____ Bagian Teks
Akun tersebut menyatakan bahwa LGBT termasuk gangguan kejiwaan, dan setiap prajurit diwajibkan menjalani tes kejiwaan.
Lebih lanjut, akun tersebut kemudian menanyakan lagi, "apakah hubungan sesama jenis termasuk dosa?" Dan pertanyaan itu kemudian membuat warganet bertanya, kenapa akun resmi pemerintah membahas isu tersebut.

BERTENTANGAN DENGAN HUKUM DI INDONESIA




Bagi aktivis LGBT Dede Oetomo, pernyataan bahwa LGBT tergolong sebagai penyakit jiwa bertentangan dengan aturan hukum yang berlaku di Indonesia.
"Kalau kita mengambil keputusan negara yang terakhir, itu kan sebetulnya Keputusan Direktorat Kesehatan Jiwa (Direktorat Jenderal Pelayanan Medik, Kementerian Kesehatan) dari tahun 1993 menyatakan bahwa homoseksualitas bukan penyakit jiwa. Pemegang akun Twitter TNI-AU itu nggak tahu hukumnya negara berarti," kata Dede.
Dede menambahkan bahwa tren di beberapa negara justru siapa saja boleh mengabdi pada negara. Dia mencontohkan di Amerika Serikat yang sudah membolehkan kelompok LGBT untuk masuk ke militer, meski diawali dengan kebijakan 'don't ask, don't tell' pada era Presiden Clinton pada 1994, yang kemudian di era Presiden Obama pada 2010, kebijakan itu dicabut.

F-5+Tiger+TNI+AU
Presiden Trump sempat melarang kelompok transgender masuk di militer, namun keputusan itu kemudian dibatalkan oleh hakim pengadilan distrik AS, dan per 1 Januari 2018, transgender boleh secara terbuka mendaftarkan diri menjadi anggota militer.
Bukan hanya soal aturan yang tidak sesuai dengan posisi hukum negara, Dede juga tidak yakin ada tes kejiwaan yang mampu mendeteksi seseorang adalah lesbian atau gay. Dan cuitan dari akun Twitter TNI-AU tersebut, menurutnya, tak akan menyurutkan niat bagi kelompok gay dan lesbian yang memang berniat masuk militer.
"Gay dan lesbian itu banyak yang bisa menutupi identitasnya. Sekarang saja di TNI pasti ada, cuma dia harus hati-hati," ujar Dede.
________
____ Daftar Data
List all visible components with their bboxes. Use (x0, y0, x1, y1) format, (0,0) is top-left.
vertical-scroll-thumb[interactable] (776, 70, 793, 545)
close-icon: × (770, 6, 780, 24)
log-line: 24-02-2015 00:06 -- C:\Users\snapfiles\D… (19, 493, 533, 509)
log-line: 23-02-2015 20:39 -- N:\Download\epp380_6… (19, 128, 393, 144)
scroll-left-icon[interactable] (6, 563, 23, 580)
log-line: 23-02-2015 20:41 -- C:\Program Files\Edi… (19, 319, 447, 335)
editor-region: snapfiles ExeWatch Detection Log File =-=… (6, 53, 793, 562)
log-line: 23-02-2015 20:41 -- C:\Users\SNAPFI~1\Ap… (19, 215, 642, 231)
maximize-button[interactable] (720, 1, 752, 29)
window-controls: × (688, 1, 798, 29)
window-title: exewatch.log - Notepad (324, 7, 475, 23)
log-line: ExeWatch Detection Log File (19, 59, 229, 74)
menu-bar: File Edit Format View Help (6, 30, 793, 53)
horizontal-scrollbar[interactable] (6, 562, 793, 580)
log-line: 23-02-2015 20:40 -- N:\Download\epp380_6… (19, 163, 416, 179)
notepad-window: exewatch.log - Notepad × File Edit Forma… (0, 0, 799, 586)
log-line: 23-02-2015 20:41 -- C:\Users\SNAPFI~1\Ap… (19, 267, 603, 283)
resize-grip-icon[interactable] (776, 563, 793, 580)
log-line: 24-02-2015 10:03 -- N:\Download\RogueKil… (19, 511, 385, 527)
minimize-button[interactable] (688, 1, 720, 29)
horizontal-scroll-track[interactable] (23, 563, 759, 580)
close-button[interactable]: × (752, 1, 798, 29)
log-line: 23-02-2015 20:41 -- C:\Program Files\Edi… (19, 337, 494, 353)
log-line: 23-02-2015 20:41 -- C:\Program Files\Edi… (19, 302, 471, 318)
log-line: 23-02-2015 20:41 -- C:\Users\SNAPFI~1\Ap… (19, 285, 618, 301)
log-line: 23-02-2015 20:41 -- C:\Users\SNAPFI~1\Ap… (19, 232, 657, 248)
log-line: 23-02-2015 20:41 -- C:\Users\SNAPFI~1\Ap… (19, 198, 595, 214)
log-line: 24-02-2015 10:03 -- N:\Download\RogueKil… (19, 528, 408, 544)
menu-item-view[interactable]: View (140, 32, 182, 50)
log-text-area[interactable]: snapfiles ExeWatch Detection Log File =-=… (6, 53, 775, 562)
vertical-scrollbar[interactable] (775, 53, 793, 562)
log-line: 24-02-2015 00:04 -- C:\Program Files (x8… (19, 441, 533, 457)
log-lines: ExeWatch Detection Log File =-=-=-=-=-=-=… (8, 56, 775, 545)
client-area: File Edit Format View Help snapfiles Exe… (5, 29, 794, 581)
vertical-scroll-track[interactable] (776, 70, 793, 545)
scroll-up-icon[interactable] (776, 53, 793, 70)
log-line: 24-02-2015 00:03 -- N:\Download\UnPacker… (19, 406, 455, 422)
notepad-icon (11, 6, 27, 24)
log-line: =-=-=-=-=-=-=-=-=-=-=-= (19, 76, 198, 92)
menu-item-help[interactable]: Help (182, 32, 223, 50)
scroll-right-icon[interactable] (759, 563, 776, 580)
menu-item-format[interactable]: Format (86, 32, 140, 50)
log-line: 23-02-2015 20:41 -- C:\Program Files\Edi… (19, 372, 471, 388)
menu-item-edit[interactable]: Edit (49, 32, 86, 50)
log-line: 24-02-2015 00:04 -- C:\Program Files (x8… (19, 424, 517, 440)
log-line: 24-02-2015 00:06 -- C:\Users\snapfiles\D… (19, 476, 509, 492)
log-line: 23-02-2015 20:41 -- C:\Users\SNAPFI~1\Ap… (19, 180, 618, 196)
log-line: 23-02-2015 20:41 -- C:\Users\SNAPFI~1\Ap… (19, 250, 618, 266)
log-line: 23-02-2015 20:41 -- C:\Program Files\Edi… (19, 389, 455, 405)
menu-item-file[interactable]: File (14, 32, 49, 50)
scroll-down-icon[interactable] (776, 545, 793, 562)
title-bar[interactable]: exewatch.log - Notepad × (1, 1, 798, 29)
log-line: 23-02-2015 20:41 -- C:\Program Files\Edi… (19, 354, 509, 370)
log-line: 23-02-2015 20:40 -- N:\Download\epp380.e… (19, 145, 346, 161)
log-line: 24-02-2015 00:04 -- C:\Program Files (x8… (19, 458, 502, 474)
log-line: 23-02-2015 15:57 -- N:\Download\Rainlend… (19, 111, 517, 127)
________
> [Yang Dikerjakan]
**a.** Jawablah pertanyaan berikut berdasarkan teks tentang LGBT dan militer.
(i) Dari tahun berapa Keputusan Direktorat Kesehatan Jiwa yang menyatakan bahwa homoseksualitas bukan penyakit jiwa?
(ii) Pada era presiden siapa kebijakan 'don't ask, don't tell' dicabut?
(iii) Mulai tanggal berapa transgender boleh secara terbuka mendaftarkan diri menjadi anggota militer di AS?
**b.** Salin bagian teks tentang LGBT dan militer dengan tepat, dimulai dari "F-5+Tiger+TNI+AU" dan terus sampai "menjadi anggota militer.".

> [Hasil per Tugas]
**a.**
(i) Keputusan itu berasal dari tahun 1993.
(ii) Kebijakan itu dicabut pada era Presiden Obama, pada 2010.
(iii) Transgender boleh mendaftar secara terbuka mulai 1 Januari 2018.

**b.**
F-5+Tiger+TNI+AU
Presiden Trump sempat melarang kelompok transgender masuk di militer, namun keputusan itu kemudian dibatalkan oleh hakim pengadilan distrik AS, dan per 1 Januari 2018, transgender boleh secara terbuka mendaftarkan diri menjadi anggota militer.